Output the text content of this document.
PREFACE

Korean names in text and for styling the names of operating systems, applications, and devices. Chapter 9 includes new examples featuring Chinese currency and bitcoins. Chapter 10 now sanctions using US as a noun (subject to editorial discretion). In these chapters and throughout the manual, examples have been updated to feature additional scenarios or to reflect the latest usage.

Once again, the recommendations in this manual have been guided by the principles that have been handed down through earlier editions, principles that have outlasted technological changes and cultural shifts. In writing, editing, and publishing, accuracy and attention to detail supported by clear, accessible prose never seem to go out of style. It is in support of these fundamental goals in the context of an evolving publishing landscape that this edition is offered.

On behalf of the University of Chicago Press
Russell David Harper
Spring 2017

--

**What you should do:** Write out the entries above word for word.

**Task answer:**
Output the text content of this document.
PREFACE

Korean names in text and for styling the names of operating systems, applications, and devices. Chapter 9 includes new examples featuring Chinese currency and bitcoins. Chapter 10 now sanctions using US as a noun (subject to editorial discretion). In these chapters and throughout the manual, examples have been updated to feature additional scenarios or to reflect the latest usage.

Once again, the recommendations in this manual have been guided by the principles that have been handed down through earlier editions, principles that have outlasted technological changes and cultural shifts. In writing, editing, and publishing, accuracy and attention to detail supported by clear, accessible prose never seem to go out of style. It is in support of these fundamental goals in the context of an evolving publishing landscape that this edition is offered.

On behalf of the University of Chicago Press
Russell David Harper
Spring 2017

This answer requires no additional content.